● Task item: Down to the last line, print the entries below exactly, and keep every picture out of the copy.

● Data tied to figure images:
━━━━━━━━━━━━━━━━
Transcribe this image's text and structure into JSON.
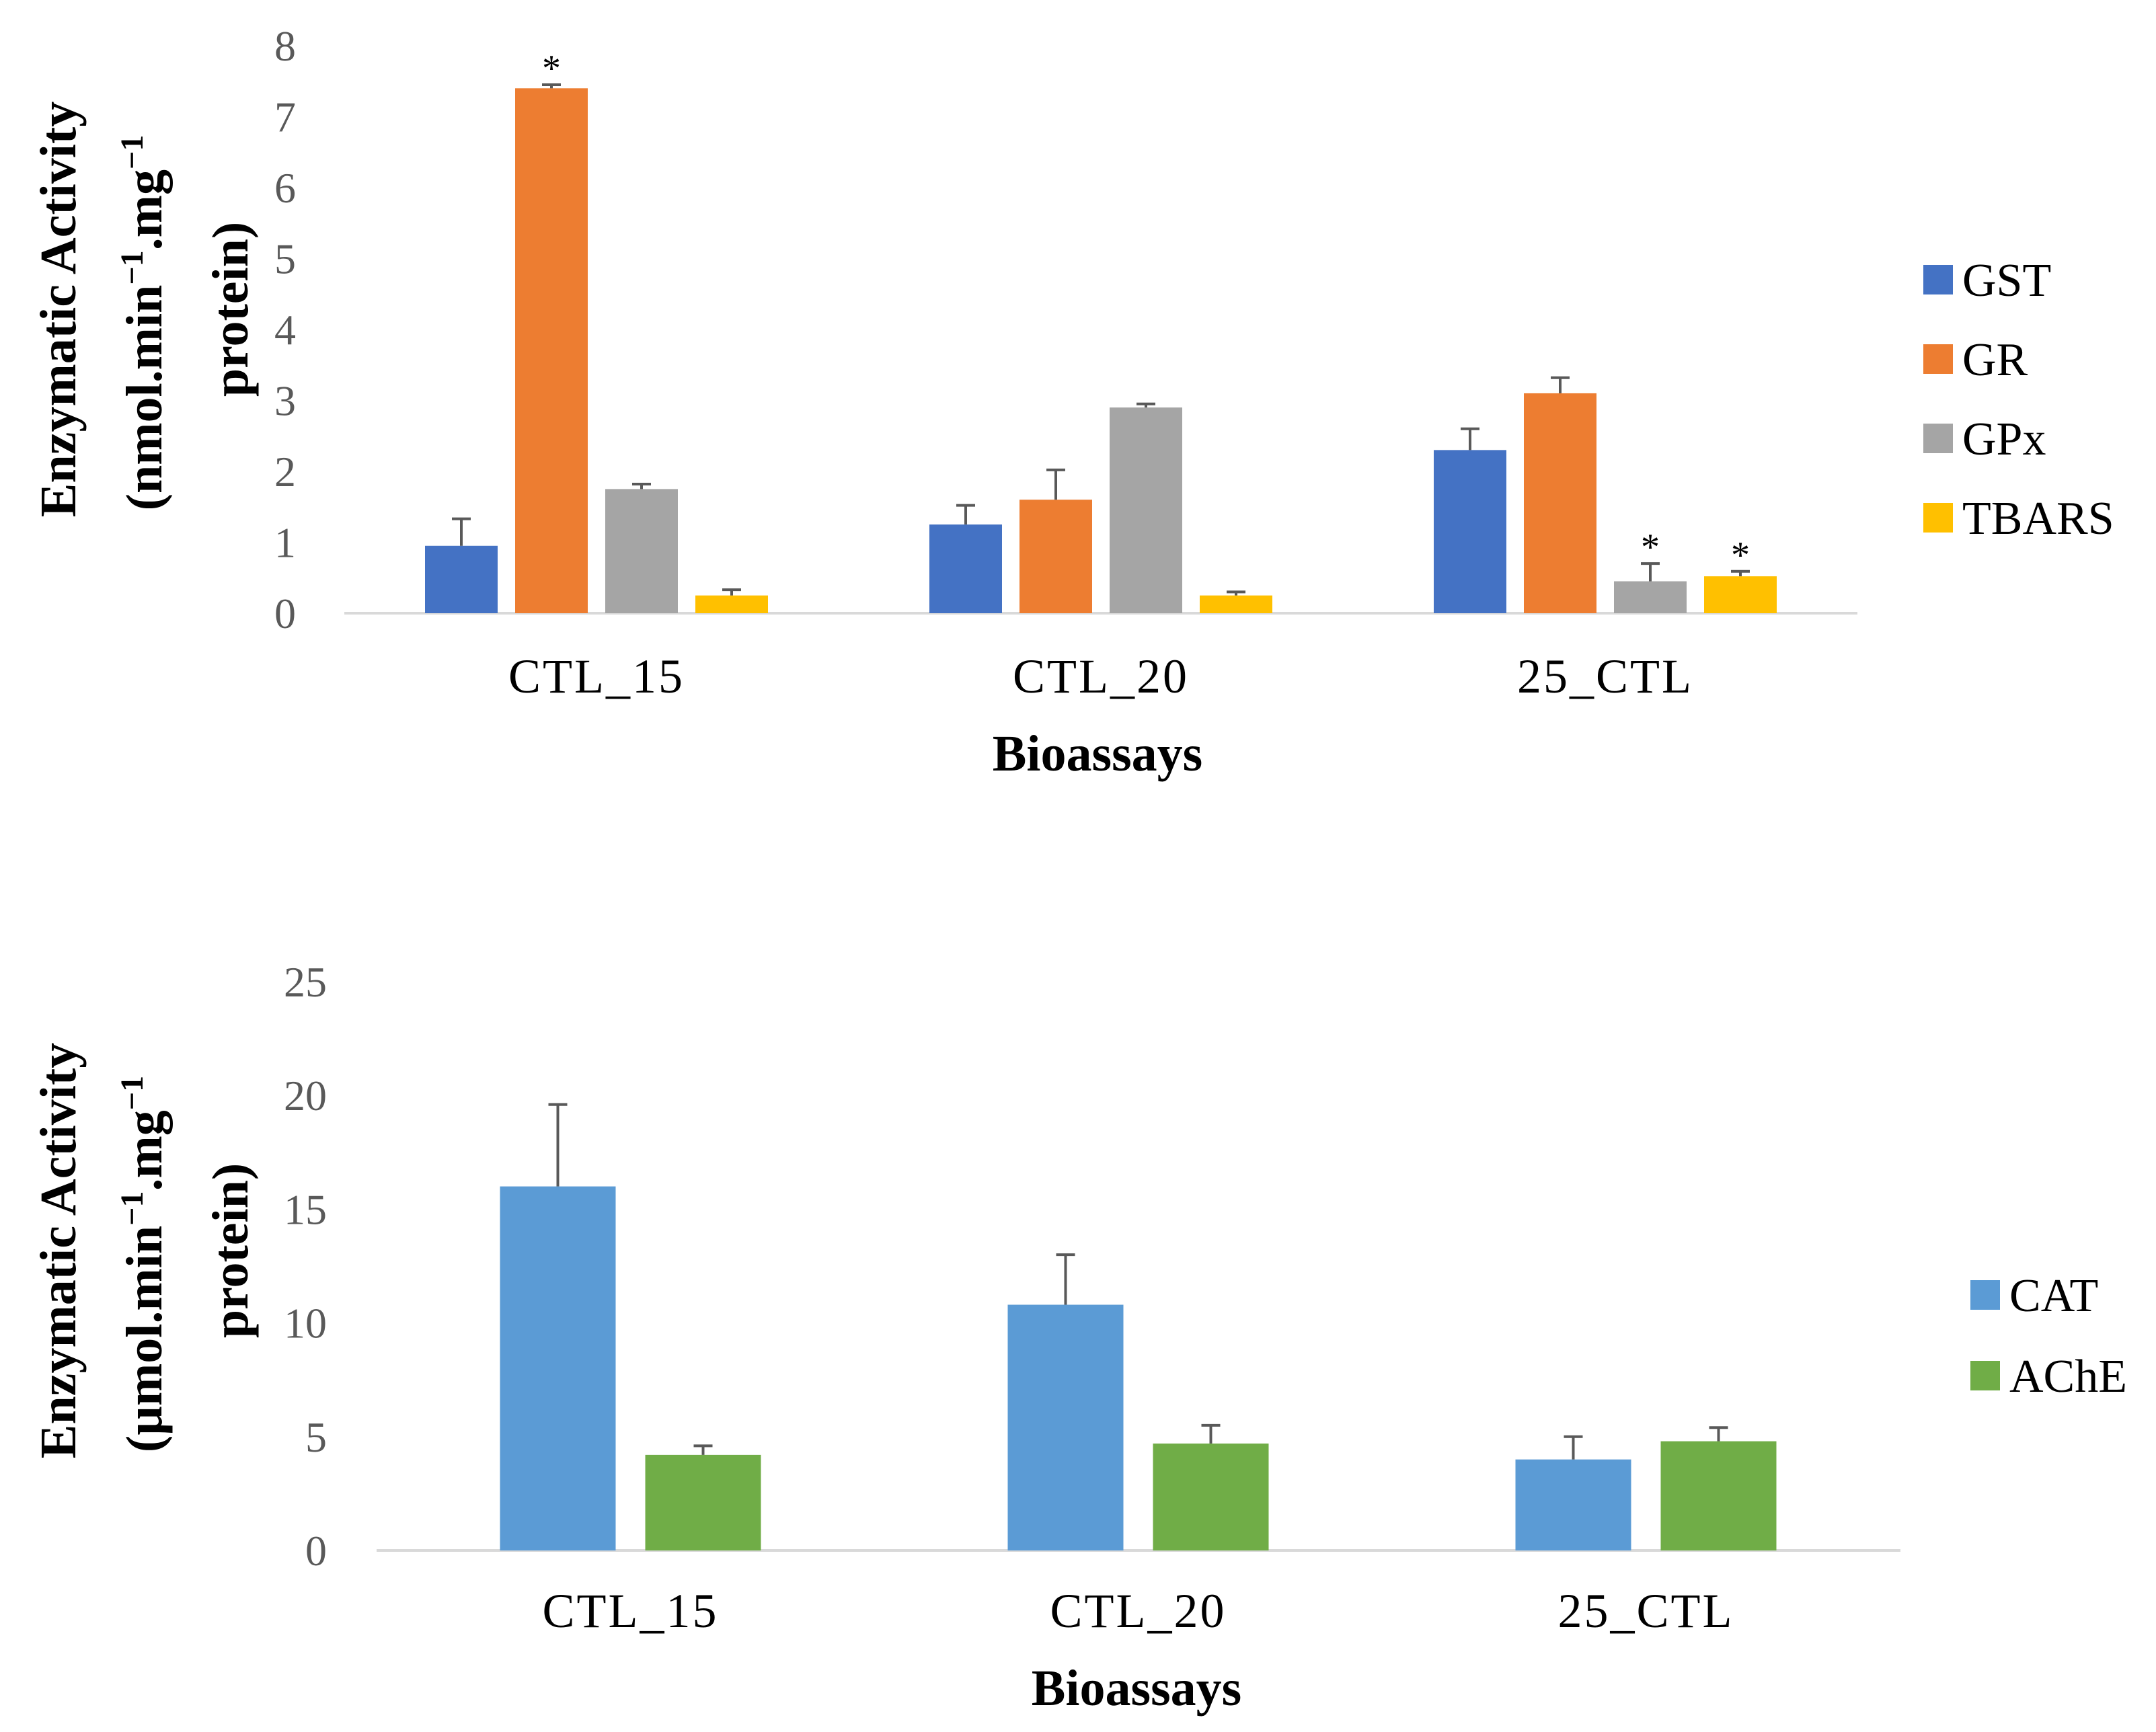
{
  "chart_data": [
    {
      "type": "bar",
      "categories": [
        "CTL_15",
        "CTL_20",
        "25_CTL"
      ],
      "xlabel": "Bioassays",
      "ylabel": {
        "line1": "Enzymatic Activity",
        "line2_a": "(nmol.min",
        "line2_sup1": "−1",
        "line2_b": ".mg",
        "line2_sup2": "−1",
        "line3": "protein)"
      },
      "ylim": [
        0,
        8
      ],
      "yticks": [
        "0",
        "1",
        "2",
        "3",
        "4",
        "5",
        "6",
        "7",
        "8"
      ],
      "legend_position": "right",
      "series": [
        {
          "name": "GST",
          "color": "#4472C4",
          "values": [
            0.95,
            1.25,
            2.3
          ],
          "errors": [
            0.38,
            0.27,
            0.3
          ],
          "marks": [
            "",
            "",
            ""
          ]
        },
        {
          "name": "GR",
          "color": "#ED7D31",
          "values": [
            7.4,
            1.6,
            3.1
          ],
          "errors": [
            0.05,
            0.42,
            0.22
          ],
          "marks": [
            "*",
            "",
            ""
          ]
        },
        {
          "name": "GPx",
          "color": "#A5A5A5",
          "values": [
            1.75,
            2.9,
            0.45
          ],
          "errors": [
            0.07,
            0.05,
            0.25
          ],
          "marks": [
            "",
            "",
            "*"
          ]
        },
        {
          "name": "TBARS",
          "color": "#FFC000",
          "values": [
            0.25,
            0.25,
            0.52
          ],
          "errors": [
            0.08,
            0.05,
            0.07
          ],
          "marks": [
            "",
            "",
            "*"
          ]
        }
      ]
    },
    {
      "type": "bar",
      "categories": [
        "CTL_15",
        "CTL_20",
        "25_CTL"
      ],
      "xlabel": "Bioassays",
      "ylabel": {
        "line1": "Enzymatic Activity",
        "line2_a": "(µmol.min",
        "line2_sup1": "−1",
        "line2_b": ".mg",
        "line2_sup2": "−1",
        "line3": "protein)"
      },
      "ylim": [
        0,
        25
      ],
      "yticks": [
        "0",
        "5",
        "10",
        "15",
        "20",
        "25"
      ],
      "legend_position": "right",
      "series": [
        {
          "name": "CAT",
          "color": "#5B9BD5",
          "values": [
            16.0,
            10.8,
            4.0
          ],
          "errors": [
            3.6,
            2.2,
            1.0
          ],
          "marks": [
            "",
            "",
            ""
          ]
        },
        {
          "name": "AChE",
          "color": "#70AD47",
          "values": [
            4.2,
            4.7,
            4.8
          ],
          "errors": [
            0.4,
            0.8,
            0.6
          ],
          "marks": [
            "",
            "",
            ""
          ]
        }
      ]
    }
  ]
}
━━━━━━━━━━━━━━━━
● Worked solution:
Transcribe this image's text and structure into JSON.
{
  "chart_data": [
    {
      "type": "bar",
      "categories": [
        "CTL_15",
        "CTL_20",
        "25_CTL"
      ],
      "xlabel": "Bioassays",
      "ylabel": {
        "line1": "Enzymatic Activity",
        "line2_a": "(nmol.min",
        "line2_sup1": "−1",
        "line2_b": ".mg",
        "line2_sup2": "−1",
        "line3": "protein)"
      },
      "ylim": [
        0,
        8
      ],
      "yticks": [
        "0",
        "1",
        "2",
        "3",
        "4",
        "5",
        "6",
        "7",
        "8"
      ],
      "legend_position": "right",
      "series": [
        {
          "name": "GST",
          "color": "#4472C4",
          "values": [
            0.95,
            1.25,
            2.3
          ],
          "errors": [
            0.38,
            0.27,
            0.3
          ],
          "marks": [
            "",
            "",
            ""
          ]
        },
        {
          "name": "GR",
          "color": "#ED7D31",
          "values": [
            7.4,
            1.6,
            3.1
          ],
          "errors": [
            0.05,
            0.42,
            0.22
          ],
          "marks": [
            "*",
            "",
            ""
          ]
        },
        {
          "name": "GPx",
          "color": "#A5A5A5",
          "values": [
            1.75,
            2.9,
            0.45
          ],
          "errors": [
            0.07,
            0.05,
            0.25
          ],
          "marks": [
            "",
            "",
            "*"
          ]
        },
        {
          "name": "TBARS",
          "color": "#FFC000",
          "values": [
            0.25,
            0.25,
            0.52
          ],
          "errors": [
            0.08,
            0.05,
            0.07
          ],
          "marks": [
            "",
            "",
            "*"
          ]
        }
      ]
    },
    {
      "type": "bar",
      "categories": [
        "CTL_15",
        "CTL_20",
        "25_CTL"
      ],
      "xlabel": "Bioassays",
      "ylabel": {
        "line1": "Enzymatic Activity",
        "line2_a": "(µmol.min",
        "line2_sup1": "−1",
        "line2_b": ".mg",
        "line2_sup2": "−1",
        "line3": "protein)"
      },
      "ylim": [
        0,
        25
      ],
      "yticks": [
        "0",
        "5",
        "10",
        "15",
        "20",
        "25"
      ],
      "legend_position": "right",
      "series": [
        {
          "name": "CAT",
          "color": "#5B9BD5",
          "values": [
            16.0,
            10.8,
            4.0
          ],
          "errors": [
            3.6,
            2.2,
            1.0
          ],
          "marks": [
            "",
            "",
            ""
          ]
        },
        {
          "name": "AChE",
          "color": "#70AD47",
          "values": [
            4.2,
            4.7,
            4.8
          ],
          "errors": [
            0.4,
            0.8,
            0.6
          ],
          "marks": [
            "",
            "",
            ""
          ]
        }
      ]
    }
  ]
}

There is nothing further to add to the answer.